- Objective:
Leave out the pictures and transcribe everything else exactly.
____
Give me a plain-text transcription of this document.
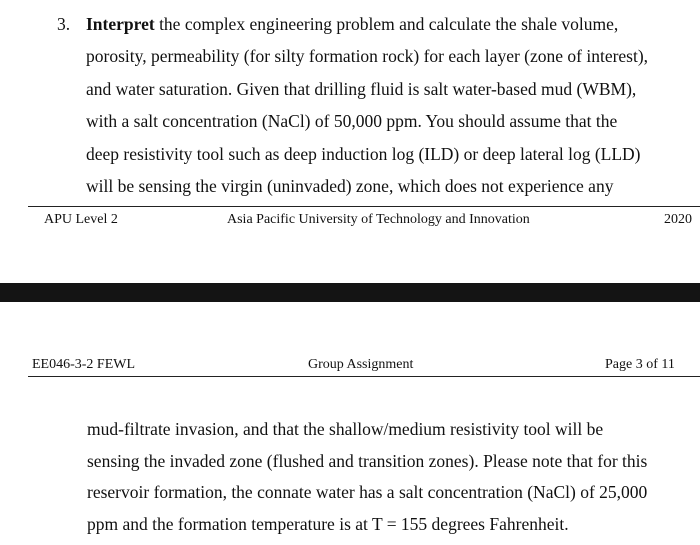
3. Interpret the complex engineering problem and calculate the shale volume,
porosity, permeability (for silty formation rock) for each layer (zone of interest),
and water saturation. Given that drilling fluid is salt water-based mud (WBM),
with a salt concentration (NaCl) of 50,000 ppm. You should assume that the
deep resistivity tool such as deep induction log (ILD) or deep lateral log (LLD)
will be sensing the virgin (uninvaded) zone, which does not experience any
APU Level 2	Asia Pacific University of Technology and Innovation	2020
EE046-3-2 FEWL	Group Assignment	Page 3 of 11
mud-filtrate invasion, and that the shallow/medium resistivity tool will be
sensing the invaded zone (flushed and transition zones). Please note that for this
reservoir formation, the connate water has a salt concentration (NaCl) of 25,000
ppm and the formation temperature is at T = 155 degrees Fahrenheit.
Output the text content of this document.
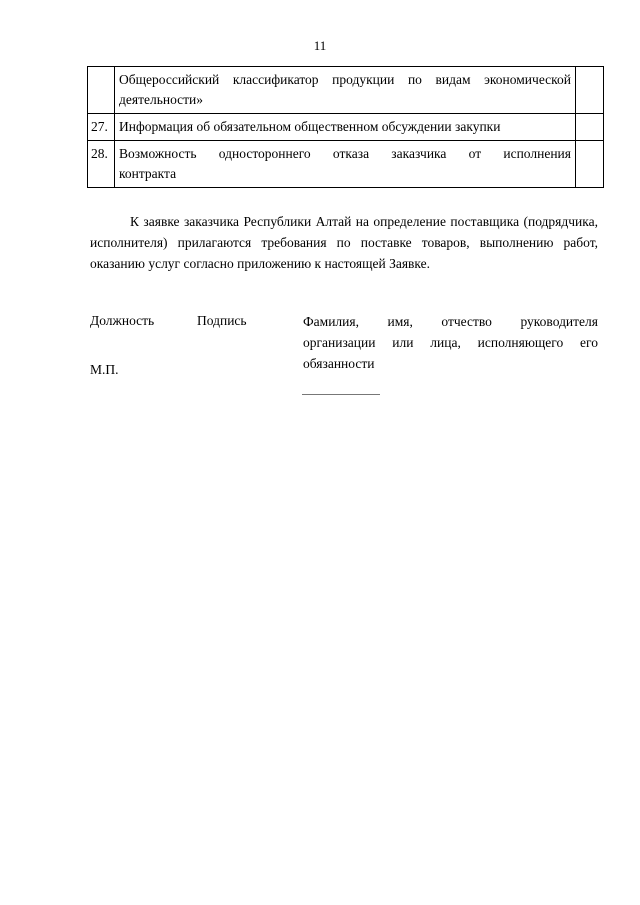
11

	Общероссийский классификатор продукции по видам экономической
деятельности»	

27.	Информация об обязательном общественном обсуждении закупки	

28.	Возможность одностороннего отказа заказчика от исполнения
контракта	

К заявке заказчика Республики Алтай на определение поставщика (подрядчика, исполнителя) прилагаются требования по поставке товаров, выполнению работ, оказанию услуг согласно приложению к настоящей Заявке.
Должность	Подпись	Фамилия, имя, отчество руководителя организации или лица, исполняющего его обязанности
М.П.
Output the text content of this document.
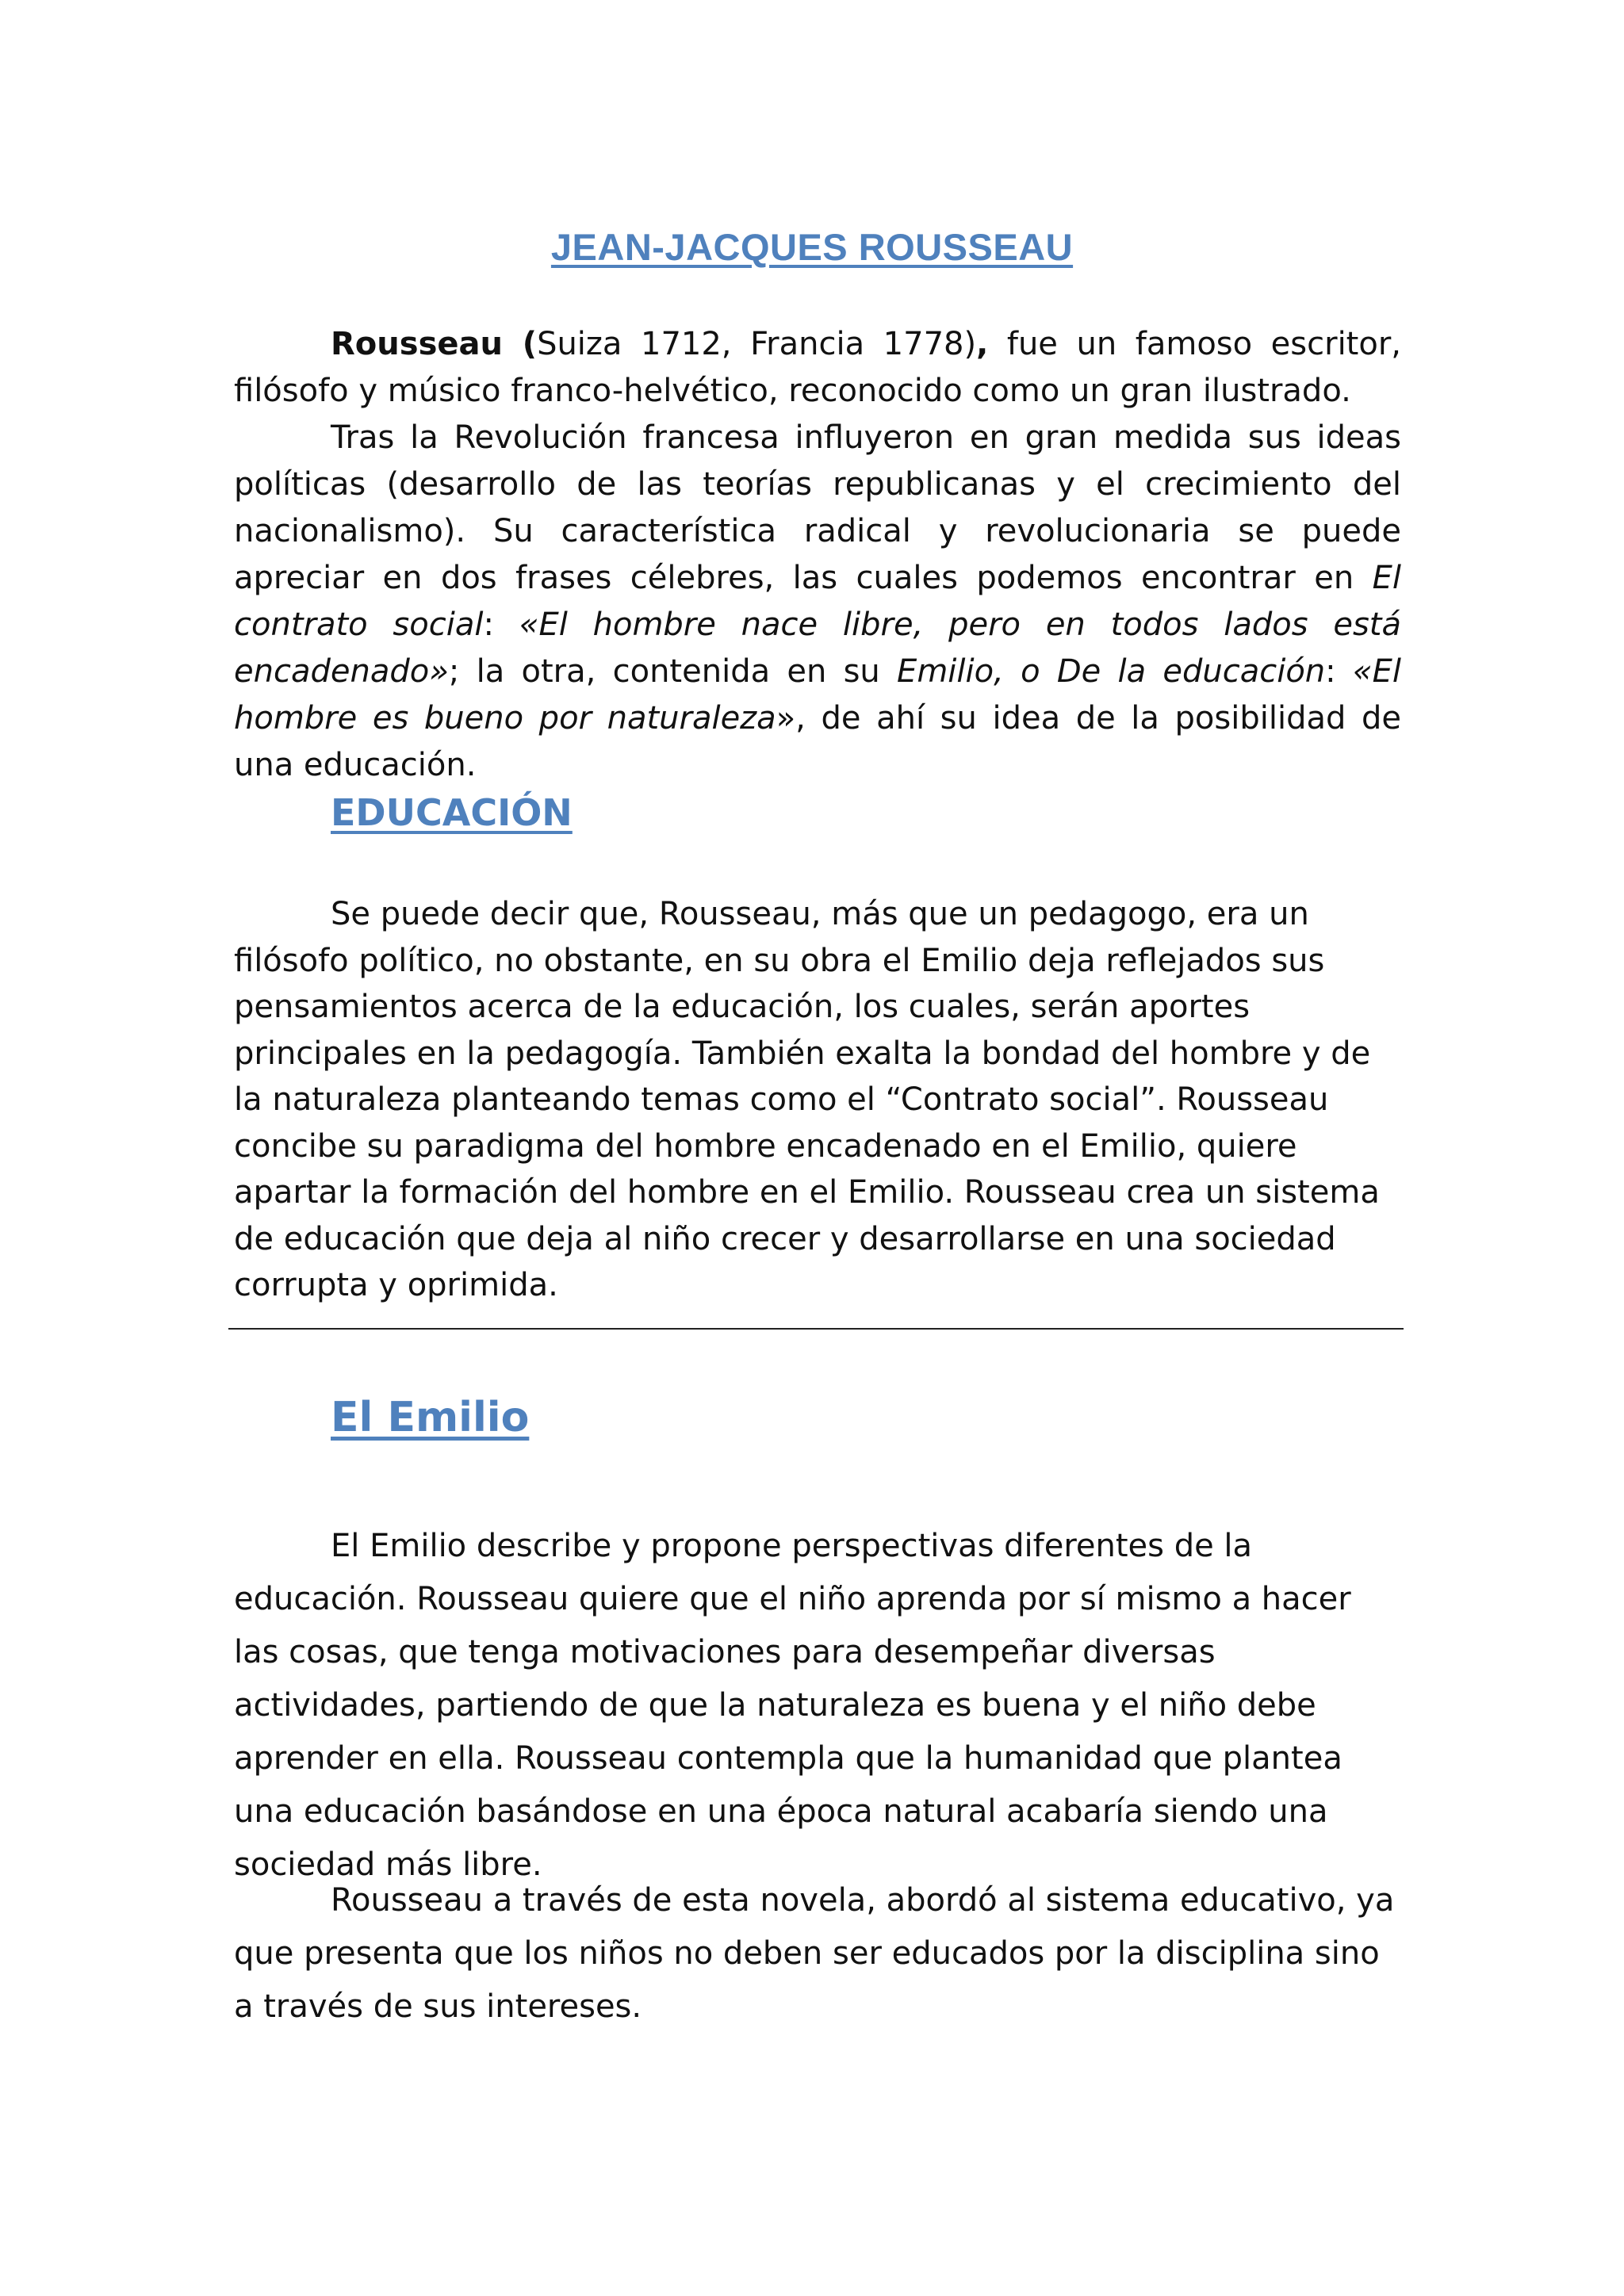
JEAN-JACQUES ROUSSEAU

Rousseau (Suiza 1712, Francia 1778), fue un famoso escritor, filósofo y músico franco-helvético, reconocido como un gran ilustrado.

Tras la Revolución francesa influyeron en gran medida sus ideas políticas (desarrollo de las teorías republicanas y el crecimiento del nacionalismo). Su característica radical y revolucionaria se puede apreciar en dos frases célebres, las cuales podemos encontrar en El contrato social: «El hombre nace libre, pero en todos lados está encadenado»; la otra, contenida en su Emilio, o De la educación: «El hombre es bueno por naturaleza», de ahí su idea de la posibilidad de una educación.

EDUCACIÓN

Se puede decir que, Rousseau, más que un pedagogo, era un filósofo político, no obstante, en su obra el Emilio deja reflejados sus pensamientos acerca de la educación, los cuales, serán aportes principales en la pedagogía. También exalta la bondad del hombre y de la naturaleza planteando temas como el “Contrato social”. Rousseau concibe su paradigma del hombre encadenado en el Emilio, quiere apartar la formación del hombre en el Emilio. Rousseau crea un sistema de educación que deja al niño crecer y desarrollarse en una sociedad corrupta y oprimida.

El Emilio

El Emilio describe y propone perspectivas diferentes de la educación. Rousseau quiere que el niño aprenda por sí mismo a hacer las cosas, que tenga motivaciones para desempeñar diversas actividades, partiendo de que la naturaleza es buena y el niño debe aprender en ella. Rousseau contempla que la humanidad que plantea una educación basándose en una época natural acabaría siendo una sociedad más libre.

Rousseau a través de esta novela, abordó al sistema educativo, ya que presenta que los niños no deben ser educados por la disciplina sino a través de sus intereses.
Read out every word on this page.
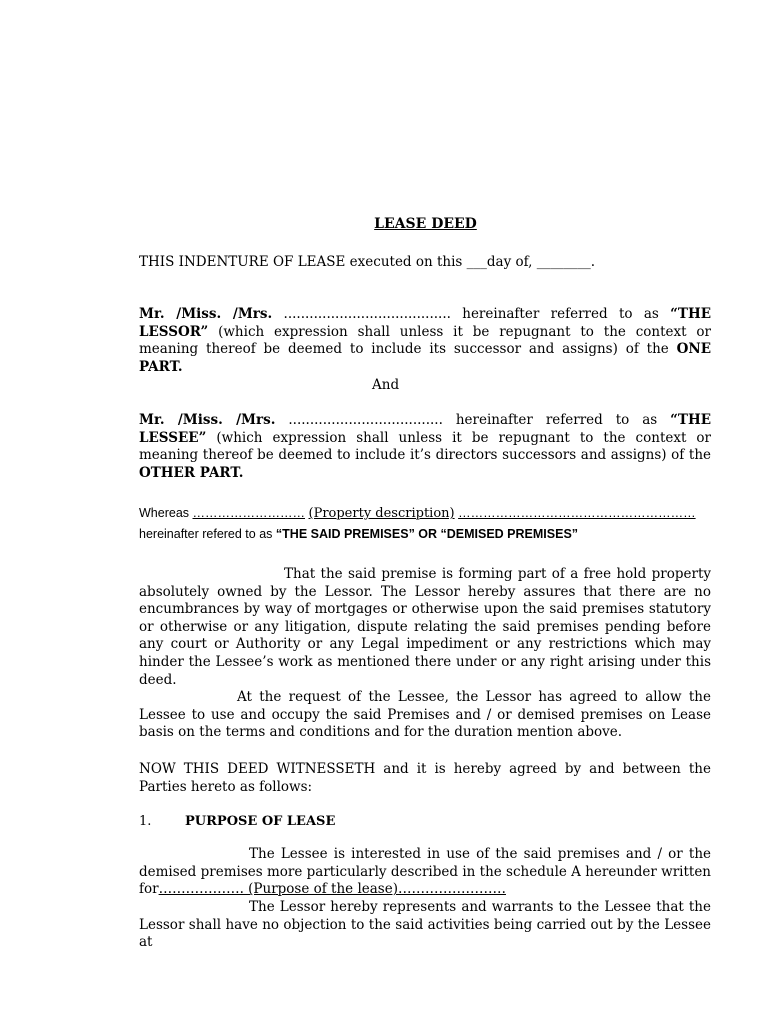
LEASE DEED
THIS INDENTURE OF LEASE executed on this ___day of, ________.
Mr. /Miss. /Mrs. ....................................... hereinafter referred to as “THE LESSOR” (which expression shall unless it be repugnant to the context or meaning thereof be deemed to include its successor and assigns) of the ONE PART.
And
Mr. /Miss. /Mrs. .................................... hereinafter referred to as “THE LESSEE” (which expression shall unless it be repugnant to the context or meaning thereof be deemed to include it’s directors successors and assigns) of the OTHER PART.
Whereas ……………………… (Property description) …………………………………………………
hereinafter refered to as “THE SAID PREMISES” OR “DEMISED PREMISES”
That the said premise is forming part of a free hold property absolutely owned by the Lessor. The Lessor hereby assures that there are no encumbrances by way of mortgages or otherwise upon the said premises statutory or otherwise or any litigation, dispute relating the said premises pending before any court or Authority or any Legal impediment or any restrictions which may hinder the Lessee’s work as mentioned there under or any right arising under this deed.
At the request of the Lessee, the Lessor has agreed to allow the Lessee to use and occupy the said Premises and / or demised premises on Lease basis on the terms and conditions and for the duration mention above.
NOW THIS DEED WITNESSETH and it is hereby agreed by and between the Parties hereto as follows:
1.	PURPOSE OF LEASE
The Lessee is interested in use of the said premises and / or the demised premises more particularly described in the schedule A hereunder written for………………. (Purpose of the lease)……………………
The Lessor hereby represents and warrants to the Lessee that the Lessor shall have no objection to the said activities being carried out by the Lessee at
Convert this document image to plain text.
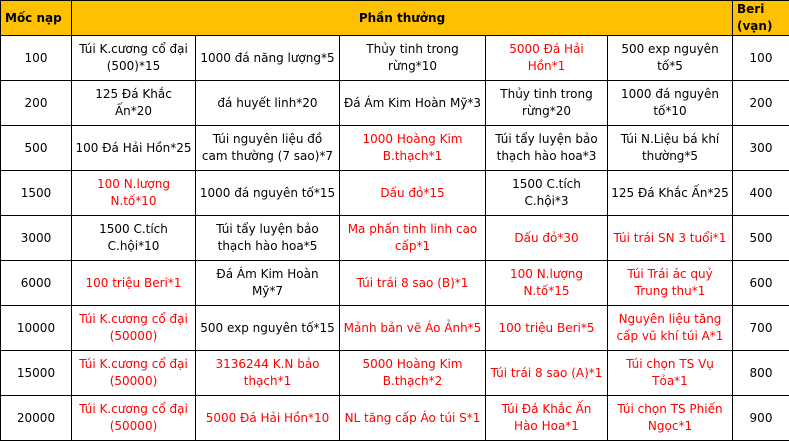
Mốc nạp	Phần thưởng					Beri (vạn)
100	Túi K.cương cổ đại (500)*15	1000 đá năng lượng*5	Thủy tinh trong rừng*10	5000 Đá Hải Hồn*1	500 exp nguyên tố*5	100
200	125 Đá Khắc Ấn*20	đá huyết linh*20	Đá Ám Kim Hoàn Mỹ*3	Thủy tinh trong rừng*20	1000 đá nguyên tố*10	200
500	100 Đá Hải Hồn*25	Túi nguyên liệu đồ cam thường (7 sao)*7	1000 Hoàng Kim B.thạch*1	Túi tẩy luyện bảo thạch hào hoa*3	Túi N.Liệu bá khí thường*5	300
1500	100 N.lượng N.tố*10	1000 đá nguyên tố*15	Dấu đỏ*15	1500 C.tích C.hội*3	125 Đá Khắc Ấn*25	400
3000	1500 C.tích C.hội*10	Túi tẩy luyện bảo thạch hào hoa*5	Ma phấn tinh linh cao cấp*1	Dấu đỏ*30	Túi trái SN 3 tuổi*1	500
6000	100 triệu Beri*1	Đá Ám Kim Hoàn Mỹ*7	Túi trái 8 sao (B)*1	100 N.lượng N.tố*15	Túi Trái ác quỷ Trung thu*1	600
10000	Túi K.cương cổ đại (50000)	500 exp nguyên tố*15	Mảnh bản vẽ Áo Ảnh*5	100 triệu Beri*5	Nguyên liệu tăng cấp vũ khí túi A*1	700
15000	Túi K.cương cổ đại (50000)	3136244 K.N bảo thạch*1	5000 Hoàng Kim B.thạch*2	Túi trái 8 sao (A)*1	Túi chọn TS Vụ Tỏa*1	800
20000	Túi K.cương cổ đại (50000)	5000 Đá Hải Hồn*10	NL tăng cấp Áo túi S*1	Túi Đá Khắc Ấn Hào Hoa*1	Túi chọn TS Phiến Ngọc*1	900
____
- Response to this exercise:
Give me a plain-text transcription of this document.
3. Interpret the complex engineering problem and calculate the shale volume,
porosity, permeability (for silty formation rock) for each layer (zone of interest),
and water saturation. Given that drilling fluid is salt water-based mud (WBM),
with a salt concentration (NaCl) of 50,000 ppm. You should assume that the
deep resistivity tool such as deep induction log (ILD) or deep lateral log (LLD)
will be sensing the virgin (uninvaded) zone, which does not experience any
APU Level 2	Asia Pacific University of Technology and Innovation	2020
EE046-3-2 FEWL	Group Assignment	Page 3 of 11
mud-filtrate invasion, and that the shallow/medium resistivity tool will be
sensing the invaded zone (flushed and transition zones). Please note that for this
reservoir formation, the connate water has a salt concentration (NaCl) of 25,000
ppm and the formation temperature is at T = 155 degrees Fahrenheit.
Output the text content of this document.
11

	Общероссийский классификатор продукции по видам экономической
деятельности»	

27.	Информация об обязательном общественном обсуждении закупки	

28.	Возможность одностороннего отказа заказчика от исполнения
контракта	

К заявке заказчика Республики Алтай на определение поставщика (подрядчика, исполнителя) прилагаются требования по поставке товаров, выполнению работ, оказанию услуг согласно приложению к настоящей Заявке.
Должность	Подпись	Фамилия, имя, отчество руководителя организации или лица, исполняющего его обязанности
М.П.
Output the text content of this document.
JEAN-JACQUES ROUSSEAU

Rousseau (Suiza 1712, Francia 1778), fue un famoso escritor, filósofo y músico franco-helvético, reconocido como un gran ilustrado.

Tras la Revolución francesa influyeron en gran medida sus ideas políticas (desarrollo de las teorías republicanas y el crecimiento del nacionalismo). Su característica radical y revolucionaria se puede apreciar en dos frases célebres, las cuales podemos encontrar en El contrato social: «El hombre nace libre, pero en todos lados está encadenado»; la otra, contenida en su Emilio, o De la educación: «El hombre es bueno por naturaleza», de ahí su idea de la posibilidad de una educación.

EDUCACIÓN

Se puede decir que, Rousseau, más que un pedagogo, era un filósofo político, no obstante, en su obra el Emilio deja reflejados sus pensamientos acerca de la educación, los cuales, serán aportes principales en la pedagogía. También exalta la bondad del hombre y de la naturaleza planteando temas como el “Contrato social”. Rousseau concibe su paradigma del hombre encadenado en el Emilio, quiere apartar la formación del hombre en el Emilio. Rousseau crea un sistema de educación que deja al niño crecer y desarrollarse en una sociedad corrupta y oprimida.

El Emilio

El Emilio describe y propone perspectivas diferentes de la educación. Rousseau quiere que el niño aprenda por sí mismo a hacer las cosas, que tenga motivaciones para desempeñar diversas actividades, partiendo de que la naturaleza es buena y el niño debe aprender en ella. Rousseau contempla que la humanidad que plantea una educación basándose en una época natural acabaría siendo una sociedad más libre.

Rousseau a través de esta novela, abordó al sistema educativo, ya que presenta que los niños no deben ser educados por la disciplina sino a través de sus intereses.
Read out every word on this page.
LEASE DEED
THIS INDENTURE OF LEASE executed on this ___day of, ________.
Mr. /Miss. /Mrs. ....................................... hereinafter referred to as “THE LESSOR” (which expression shall unless it be repugnant to the context or meaning thereof be deemed to include its successor and assigns) of the ONE PART.
And
Mr. /Miss. /Mrs. .................................... hereinafter referred to as “THE LESSEE” (which expression shall unless it be repugnant to the context or meaning thereof be deemed to include it’s directors successors and assigns) of the OTHER PART.
Whereas ……………………… (Property description) …………………………………………………
hereinafter refered to as “THE SAID PREMISES” OR “DEMISED PREMISES”
That the said premise is forming part of a free hold property absolutely owned by the Lessor. The Lessor hereby assures that there are no encumbrances by way of mortgages or otherwise upon the said premises statutory or otherwise or any litigation, dispute relating the said premises pending before any court or Authority or any Legal impediment or any restrictions which may hinder the Lessee’s work as mentioned there under or any right arising under this deed.
At the request of the Lessee, the Lessor has agreed to allow the Lessee to use and occupy the said Premises and / or demised premises on Lease basis on the terms and conditions and for the duration mention above.
NOW THIS DEED WITNESSETH and it is hereby agreed by and between the Parties hereto as follows:
1.	PURPOSE OF LEASE
The Lessee is interested in use of the said premises and / or the demised premises more particularly described in the schedule A hereunder written for………………. (Purpose of the lease)……………………
The Lessor hereby represents and warrants to the Lessee that the Lessor shall have no objection to the said activities being carried out by the Lessee at
Convert this document image to plain text.
Mốc nạp	Phần thưởng					Beri (vạn)
100	Túi K.cương cổ đại (500)*15	1000 đá năng lượng*5	Thủy tinh trong rừng*10	5000 Đá Hải Hồn*1	500 exp nguyên tố*5	100
200	125 Đá Khắc Ấn*20	đá huyết linh*20	Đá Ám Kim Hoàn Mỹ*3	Thủy tinh trong rừng*20	1000 đá nguyên tố*10	200
500	100 Đá Hải Hồn*25	Túi nguyên liệu đồ cam thường (7 sao)*7	1000 Hoàng Kim B.thạch*1	Túi tẩy luyện bảo thạch hào hoa*3	Túi N.Liệu bá khí thường*5	300
1500	100 N.lượng N.tố*10	1000 đá nguyên tố*15	Dấu đỏ*15	1500 C.tích C.hội*3	125 Đá Khắc Ấn*25	400
3000	1500 C.tích C.hội*10	Túi tẩy luyện bảo thạch hào hoa*5	Ma phấn tinh linh cao cấp*1	Dấu đỏ*30	Túi trái SN 3 tuổi*1	500
6000	100 triệu Beri*1	Đá Ám Kim Hoàn Mỹ*7	Túi trái 8 sao (B)*1	100 N.lượng N.tố*15	Túi Trái ác quỷ Trung thu*1	600
10000	Túi K.cương cổ đại (50000)	500 exp nguyên tố*15	Mảnh bản vẽ Áo Ảnh*5	100 triệu Beri*5	Nguyên liệu tăng cấp vũ khí túi A*1	700
15000	Túi K.cương cổ đại (50000)	3136244 K.N bảo thạch*1	5000 Hoàng Kim B.thạch*2	Túi trái 8 sao (A)*1	Túi chọn TS Vụ Tỏa*1	800
20000	Túi K.cương cổ đại (50000)	5000 Đá Hải Hồn*10	NL tăng cấp Áo túi S*1	Túi Đá Khắc Ấn Hào Hoa*1	Túi chọn TS Phiến Ngọc*1	900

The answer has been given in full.